任务指示 A
请逐字照录下方关于 Label Studio 接入阿里云 OSS 的原文中以“如果是其它方案部署,按网上教程搜索到服务使用的源码路径,并进行文件替换即可”开始、以“规则,确保浏览器访问预签名 URL 不会出现跨域问题。”结束的部分。

引用原文
⟨

LabelStudio使用阿里云OSS教程

🚀 Label Studio 支持阿里云 OSS 访问的优化方案

✅ 背景问题

  • Label Studio 官方不支持通过 AWS S3 类型挂载阿里云 OSS;
  • 社区通用的 OSS 挂载方案通过 FUSE 实现,OSS磁盘挂载方案,串行处理慢且不稳定。

🧠 解决方案概述

  • 修改 Label Studio 源码 s3/utils.py,实现对阿里云 OSS(S3 协议兼容)原生支持
  • 移除 boto3 session 相关配置,保留 access_keysecret_keyendpoint_url,避免不必要的会话令牌使用
  • 支持直接生成 OSS 预签名链接,浏览器直接并行访问 OSS,提高访问速度并减轻服务器压力
  • 对比 OSS FUSE 方案,性能提升超过 100 倍

数据集访问路径前后对比

  • OSS磁盘挂载方案的(串行、且易崩溃):
    • 拉取阿里云OSS文件列表->web服务器->用户浏览器
  • 本方案(并行,OSS超低延迟):
    • web服务器->用户浏览器
    • OSS服务器->用户浏览器

🔧 修改内容关键点

  • 修改 get_client_and_resourceresolve_s3_url,添加 endpoint_url 支持;
  • 精简认证字段,去除 aws_session_token
  • 保持对 AWS S3 标准功能的兼容;
  • 使用 docker cputils.py 拷贝至容器中替换原始代码。

✨ 实际效果

  • 页面秒级加载大量文件,无需等待服务器串行处理
  • 支持 Label Studio 直接挂载 OSS Bucket,实现数据标注任务的高效预览与处理

🔒 实操教程

如果是其它方案部署,按网上教程搜索到服务使用的源码路径,并进行文件替换即可

  1. 到文章底部找到util.py文件并保存到Docker服务所在主机,
  2. 主机执行以下命令,注意按照自己的容器名称修改命令
ruby 复制代码
docker cp ./utils.py  你的label容器名:/label-studio/label_studio/io_storages/s3/utils.py

docker restart 你的label容器名

跨域访问配置

  • 按照阿里云官方文档配置 OSS Bucket 的 CORS 规则,确保浏览器访问预签名 URL 不会出现跨域问题。

参考阿里云文档

跨域设置详情

跨域设置截图

LabelStudio中配置OSS

utils.py代码

仅修改了get_client_and_resource函数的创建client resource的逻辑

s3/utils.py 复制代码
"""This file and its contents are licensed under the Apache License 2.0. Please see the included NOTICE for copyright information and LICENSE for a copy of the license.
"""
import base64
import fnmatch
import logging
import re
from urllib.parse import urlparse

import boto3
from botocore.config import Config
from botocore.exceptions import ClientError
from django.conf import settings
from tldextract import TLDExtract

logger = logging.getLogger(__name__)


def get_client_and_resource(
    aws_access_key_id=None, aws_secret_access_key=None, aws_session_token=None, region_name=None, s3_endpoint=None
):
    aws_access_key_id = aws_access_key_id
    aws_secret_access_key = aws_secret_access_key
    aws_session_token = aws_session_token
    logger.debug(
        f'Create boto3 session with '
        f'access key id={aws_access_key_id}, '
        f'secret key={aws_secret_access_key[:4] + "..." if aws_secret_access_key else None}, '
        f'session token={aws_session_token}'
    )

⟩

已存条目
⟨

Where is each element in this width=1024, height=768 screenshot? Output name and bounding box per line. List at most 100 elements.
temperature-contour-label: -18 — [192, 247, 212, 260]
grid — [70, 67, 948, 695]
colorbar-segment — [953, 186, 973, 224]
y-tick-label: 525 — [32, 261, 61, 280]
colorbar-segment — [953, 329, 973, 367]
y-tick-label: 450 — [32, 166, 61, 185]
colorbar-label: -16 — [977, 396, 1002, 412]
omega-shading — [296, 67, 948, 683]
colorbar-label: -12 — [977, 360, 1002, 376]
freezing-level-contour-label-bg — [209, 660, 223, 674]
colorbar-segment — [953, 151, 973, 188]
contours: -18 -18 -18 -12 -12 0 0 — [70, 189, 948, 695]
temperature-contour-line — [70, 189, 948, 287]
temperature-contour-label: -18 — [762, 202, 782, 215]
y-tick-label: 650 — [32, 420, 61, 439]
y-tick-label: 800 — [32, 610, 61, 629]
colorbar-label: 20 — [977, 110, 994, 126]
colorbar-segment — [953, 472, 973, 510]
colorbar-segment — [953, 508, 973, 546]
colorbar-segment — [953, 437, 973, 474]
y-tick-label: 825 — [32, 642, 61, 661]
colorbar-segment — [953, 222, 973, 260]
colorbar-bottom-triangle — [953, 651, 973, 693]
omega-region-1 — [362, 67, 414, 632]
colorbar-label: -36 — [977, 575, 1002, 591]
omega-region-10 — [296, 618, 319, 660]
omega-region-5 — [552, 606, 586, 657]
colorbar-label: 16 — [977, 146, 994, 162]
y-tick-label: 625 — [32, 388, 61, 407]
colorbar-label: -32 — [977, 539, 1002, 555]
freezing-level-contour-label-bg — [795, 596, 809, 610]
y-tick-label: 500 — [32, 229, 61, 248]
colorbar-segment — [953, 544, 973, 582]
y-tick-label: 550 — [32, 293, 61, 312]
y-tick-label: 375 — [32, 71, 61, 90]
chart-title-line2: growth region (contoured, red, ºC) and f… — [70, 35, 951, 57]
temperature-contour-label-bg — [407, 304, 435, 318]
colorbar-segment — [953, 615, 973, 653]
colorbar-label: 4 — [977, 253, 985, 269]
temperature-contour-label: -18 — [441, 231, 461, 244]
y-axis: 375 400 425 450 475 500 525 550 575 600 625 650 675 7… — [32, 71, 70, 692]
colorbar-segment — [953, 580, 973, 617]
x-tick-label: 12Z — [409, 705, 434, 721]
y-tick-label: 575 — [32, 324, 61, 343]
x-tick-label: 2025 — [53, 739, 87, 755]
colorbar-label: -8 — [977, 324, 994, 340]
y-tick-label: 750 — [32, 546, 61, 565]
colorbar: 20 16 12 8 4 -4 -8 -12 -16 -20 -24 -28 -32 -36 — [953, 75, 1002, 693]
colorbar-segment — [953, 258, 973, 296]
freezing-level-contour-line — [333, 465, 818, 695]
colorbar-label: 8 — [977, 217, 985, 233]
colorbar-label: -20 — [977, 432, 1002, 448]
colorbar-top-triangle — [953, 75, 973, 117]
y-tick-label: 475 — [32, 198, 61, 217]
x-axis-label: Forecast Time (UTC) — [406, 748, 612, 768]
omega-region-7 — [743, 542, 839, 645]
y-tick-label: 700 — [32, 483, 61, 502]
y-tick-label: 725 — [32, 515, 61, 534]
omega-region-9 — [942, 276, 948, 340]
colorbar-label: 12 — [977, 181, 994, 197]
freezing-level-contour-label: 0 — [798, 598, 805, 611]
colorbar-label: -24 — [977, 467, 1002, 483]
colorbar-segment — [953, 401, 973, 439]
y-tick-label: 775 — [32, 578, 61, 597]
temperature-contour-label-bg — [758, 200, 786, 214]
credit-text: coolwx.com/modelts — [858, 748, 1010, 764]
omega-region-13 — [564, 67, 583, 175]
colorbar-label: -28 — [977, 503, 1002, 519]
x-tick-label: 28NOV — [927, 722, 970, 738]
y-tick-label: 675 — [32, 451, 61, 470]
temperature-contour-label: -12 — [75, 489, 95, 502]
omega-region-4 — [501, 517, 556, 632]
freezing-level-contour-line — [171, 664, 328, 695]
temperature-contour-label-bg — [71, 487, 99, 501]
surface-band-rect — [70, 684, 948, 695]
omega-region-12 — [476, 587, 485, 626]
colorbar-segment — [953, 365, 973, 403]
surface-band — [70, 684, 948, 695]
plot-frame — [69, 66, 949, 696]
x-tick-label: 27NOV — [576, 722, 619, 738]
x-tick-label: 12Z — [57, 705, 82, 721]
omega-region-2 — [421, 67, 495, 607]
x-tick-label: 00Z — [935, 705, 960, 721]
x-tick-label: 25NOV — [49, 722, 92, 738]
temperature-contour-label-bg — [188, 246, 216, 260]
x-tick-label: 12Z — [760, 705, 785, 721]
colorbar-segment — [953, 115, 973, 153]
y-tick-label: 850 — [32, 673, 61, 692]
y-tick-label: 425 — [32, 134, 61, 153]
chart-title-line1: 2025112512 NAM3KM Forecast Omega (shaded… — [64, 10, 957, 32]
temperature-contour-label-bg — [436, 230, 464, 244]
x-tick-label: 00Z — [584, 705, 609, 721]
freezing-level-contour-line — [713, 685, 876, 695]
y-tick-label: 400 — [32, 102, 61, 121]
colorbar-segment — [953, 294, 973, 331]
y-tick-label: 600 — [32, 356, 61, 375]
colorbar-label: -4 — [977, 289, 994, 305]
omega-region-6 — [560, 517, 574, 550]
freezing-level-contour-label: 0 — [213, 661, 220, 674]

⟩

任务指示 B
请重新给出上方条目中从第一行开始、到包含“y-tick-label: 625 — [32, 388, 61, 407]”的那一行结束的各行（首尾两行均包括在内），仅将其中的“colorbar-segment”替换为“colorbar-block”，其余内容一律保持原样。

输出结果 A
如果是其它方案部署,按网上教程搜索到服务使用的源码路径,并进行文件替换即可

  1. 到文章底部找到util.py文件并保存到Docker服务所在主机,
  2. 主机执行以下命令,注意按照自己的容器名称修改命令
ruby 复制代码
docker cp ./utils.py  你的label容器名:/label-studio/label_studio/io_storages/s3/utils.py

docker restart 你的label容器名

跨域访问配置

  • 按照阿里云官方文档配置 OSS Bucket 的 CORS 规则,确保浏览器访问预签名 URL 不会出现跨域问题。

输出结果 B
Where is each element in this width=1024, height=768 screenshot? Output name and bounding box per line. List at most 100 elements.
temperature-contour-label: -18 — [192, 247, 212, 260]
grid — [70, 67, 948, 695]
colorbar-block — [953, 186, 973, 224]
y-tick-label: 525 — [32, 261, 61, 280]
colorbar-block — [953, 329, 973, 367]
y-tick-label: 450 — [32, 166, 61, 185]
colorbar-label: -16 — [977, 396, 1002, 412]
omega-shading — [296, 67, 948, 683]
colorbar-label: -12 — [977, 360, 1002, 376]
freezing-level-contour-label-bg — [209, 660, 223, 674]
colorbar-block — [953, 151, 973, 188]
contours: -18 -18 -18 -12 -12 0 0 — [70, 189, 948, 695]
temperature-contour-line — [70, 189, 948, 287]
temperature-contour-label: -18 — [762, 202, 782, 215]
y-tick-label: 650 — [32, 420, 61, 439]
y-tick-label: 800 — [32, 610, 61, 629]
colorbar-label: 20 — [977, 110, 994, 126]
colorbar-block — [953, 472, 973, 510]
colorbar-block — [953, 508, 973, 546]
colorbar-block — [953, 437, 973, 474]
y-tick-label: 825 — [32, 642, 61, 661]
colorbar-block — [953, 222, 973, 260]
colorbar-bottom-triangle — [953, 651, 973, 693]
omega-region-1 — [362, 67, 414, 632]
colorbar-label: -36 — [977, 575, 1002, 591]
omega-region-10 — [296, 618, 319, 660]
omega-region-5 — [552, 606, 586, 657]
colorbar-label: 16 — [977, 146, 994, 162]
y-tick-label: 625 — [32, 388, 61, 407]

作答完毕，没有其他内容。